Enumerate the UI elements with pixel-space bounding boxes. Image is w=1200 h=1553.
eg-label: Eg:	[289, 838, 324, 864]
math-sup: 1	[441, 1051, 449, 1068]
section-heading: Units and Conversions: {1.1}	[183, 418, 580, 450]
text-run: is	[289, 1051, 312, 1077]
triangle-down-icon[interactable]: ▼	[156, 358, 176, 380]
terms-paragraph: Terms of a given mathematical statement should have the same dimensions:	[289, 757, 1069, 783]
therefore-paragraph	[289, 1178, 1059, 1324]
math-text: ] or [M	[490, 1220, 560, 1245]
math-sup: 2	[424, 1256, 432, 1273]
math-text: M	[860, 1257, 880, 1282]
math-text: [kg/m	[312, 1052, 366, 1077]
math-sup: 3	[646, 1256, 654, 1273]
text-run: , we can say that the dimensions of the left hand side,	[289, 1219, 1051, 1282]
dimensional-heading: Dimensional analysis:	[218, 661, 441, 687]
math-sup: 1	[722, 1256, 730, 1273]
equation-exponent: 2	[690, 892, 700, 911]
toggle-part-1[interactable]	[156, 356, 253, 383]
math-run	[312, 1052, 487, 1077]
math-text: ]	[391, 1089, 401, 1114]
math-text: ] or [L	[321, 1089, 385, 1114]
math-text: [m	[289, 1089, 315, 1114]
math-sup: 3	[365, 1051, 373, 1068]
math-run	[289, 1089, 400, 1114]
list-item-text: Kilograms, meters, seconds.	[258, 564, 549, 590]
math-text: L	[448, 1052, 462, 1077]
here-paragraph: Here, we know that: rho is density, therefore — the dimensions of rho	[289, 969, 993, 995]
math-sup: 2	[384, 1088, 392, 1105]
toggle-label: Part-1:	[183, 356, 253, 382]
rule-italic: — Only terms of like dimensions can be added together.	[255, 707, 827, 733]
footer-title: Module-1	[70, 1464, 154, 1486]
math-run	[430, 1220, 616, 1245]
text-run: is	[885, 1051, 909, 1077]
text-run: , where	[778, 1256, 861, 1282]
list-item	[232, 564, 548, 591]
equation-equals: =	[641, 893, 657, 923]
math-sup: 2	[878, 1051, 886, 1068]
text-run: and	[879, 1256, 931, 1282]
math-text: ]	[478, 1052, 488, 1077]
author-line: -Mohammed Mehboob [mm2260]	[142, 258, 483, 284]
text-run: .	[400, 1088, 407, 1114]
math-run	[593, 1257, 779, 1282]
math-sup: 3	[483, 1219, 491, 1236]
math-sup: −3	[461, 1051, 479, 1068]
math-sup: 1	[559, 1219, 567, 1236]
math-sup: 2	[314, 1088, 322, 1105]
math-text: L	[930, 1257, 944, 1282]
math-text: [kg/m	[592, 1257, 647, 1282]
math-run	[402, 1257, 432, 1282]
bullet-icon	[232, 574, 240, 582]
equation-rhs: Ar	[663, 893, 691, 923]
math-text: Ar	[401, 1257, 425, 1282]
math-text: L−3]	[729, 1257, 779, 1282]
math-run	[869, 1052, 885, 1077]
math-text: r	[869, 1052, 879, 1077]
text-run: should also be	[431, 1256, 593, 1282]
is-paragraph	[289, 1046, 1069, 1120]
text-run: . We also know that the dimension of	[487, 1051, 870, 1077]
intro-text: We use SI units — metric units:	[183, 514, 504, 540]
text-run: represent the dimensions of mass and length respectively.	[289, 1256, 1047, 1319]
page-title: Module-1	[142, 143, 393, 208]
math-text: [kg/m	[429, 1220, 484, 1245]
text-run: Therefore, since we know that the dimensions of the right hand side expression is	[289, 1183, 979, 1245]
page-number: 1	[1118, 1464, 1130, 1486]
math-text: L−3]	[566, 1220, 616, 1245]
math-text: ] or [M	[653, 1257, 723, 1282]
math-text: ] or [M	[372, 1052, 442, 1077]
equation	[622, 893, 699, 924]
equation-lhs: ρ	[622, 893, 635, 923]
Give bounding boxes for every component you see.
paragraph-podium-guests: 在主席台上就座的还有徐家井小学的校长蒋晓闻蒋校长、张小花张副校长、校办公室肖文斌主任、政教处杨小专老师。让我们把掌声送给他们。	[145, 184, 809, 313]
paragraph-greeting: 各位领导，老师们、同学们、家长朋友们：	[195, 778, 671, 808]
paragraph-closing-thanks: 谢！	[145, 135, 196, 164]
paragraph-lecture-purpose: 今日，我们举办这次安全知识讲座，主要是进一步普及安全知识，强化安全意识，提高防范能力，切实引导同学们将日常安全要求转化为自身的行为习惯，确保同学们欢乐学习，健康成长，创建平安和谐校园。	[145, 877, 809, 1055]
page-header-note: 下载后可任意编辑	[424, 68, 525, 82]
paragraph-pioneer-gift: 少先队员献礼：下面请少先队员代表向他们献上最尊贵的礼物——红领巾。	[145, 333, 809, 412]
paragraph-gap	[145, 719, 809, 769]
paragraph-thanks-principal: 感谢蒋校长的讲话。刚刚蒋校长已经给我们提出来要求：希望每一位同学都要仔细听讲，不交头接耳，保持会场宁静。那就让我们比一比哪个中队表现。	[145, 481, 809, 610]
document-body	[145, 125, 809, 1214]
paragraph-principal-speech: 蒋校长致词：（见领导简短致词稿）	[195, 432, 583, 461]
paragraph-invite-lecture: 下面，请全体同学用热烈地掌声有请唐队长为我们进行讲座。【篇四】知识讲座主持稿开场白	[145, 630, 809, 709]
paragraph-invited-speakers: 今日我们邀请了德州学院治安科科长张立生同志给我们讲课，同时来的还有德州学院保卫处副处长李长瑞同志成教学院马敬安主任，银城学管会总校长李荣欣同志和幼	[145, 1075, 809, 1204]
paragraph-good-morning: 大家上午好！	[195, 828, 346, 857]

--------------------------------------------------

### EXERCÍCIO PROPOSTO
Reescreva o trecho da listagem que vai do início até a linha que contém "356, 253, 382]". Troque "Kilograms" por "Grams" e deixe todo o resto inalterado.

### RESPOSTA DO EXERCÍCIO
Enumerate the UI elements with pixel-space bounding boxes. Image is w=1200 h=1553.
eg-label: Eg:	[289, 838, 324, 864]
math-sup: 1	[441, 1051, 449, 1068]
section-heading: Units and Conversions: {1.1}	[183, 418, 580, 450]
text-run: is	[289, 1051, 312, 1077]
triangle-down-icon[interactable]: ▼	[156, 358, 176, 380]
terms-paragraph: Terms of a given mathematical statement should have the same dimensions:	[289, 757, 1069, 783]
therefore-paragraph	[289, 1178, 1059, 1324]
math-text: ] or [M	[490, 1220, 560, 1245]
math-sup: 2	[424, 1256, 432, 1273]
math-text: M	[860, 1257, 880, 1282]
math-text: [kg/m	[312, 1052, 366, 1077]
math-sup: 3	[646, 1256, 654, 1273]
text-run: , we can say that the dimensions of the left hand side,	[289, 1219, 1051, 1282]
dimensional-heading: Dimensional analysis:	[218, 661, 441, 687]
math-sup: 1	[722, 1256, 730, 1273]
equation-exponent: 2	[690, 892, 700, 911]
toggle-part-1[interactable]	[156, 356, 253, 383]
math-run	[312, 1052, 487, 1077]
math-text: ]	[391, 1089, 401, 1114]
math-text: ] or [L	[321, 1089, 385, 1114]
math-text: [m	[289, 1089, 315, 1114]
math-sup: 3	[365, 1051, 373, 1068]
math-run	[289, 1089, 400, 1114]
list-item-text: Grams, meters, seconds.	[258, 564, 549, 590]
math-text: L	[448, 1052, 462, 1077]
here-paragraph: Here, we know that: rho is density, therefore — the dimensions of rho	[289, 969, 993, 995]
math-sup: 2	[384, 1088, 392, 1105]
toggle-label: Part-1:	[183, 356, 253, 382]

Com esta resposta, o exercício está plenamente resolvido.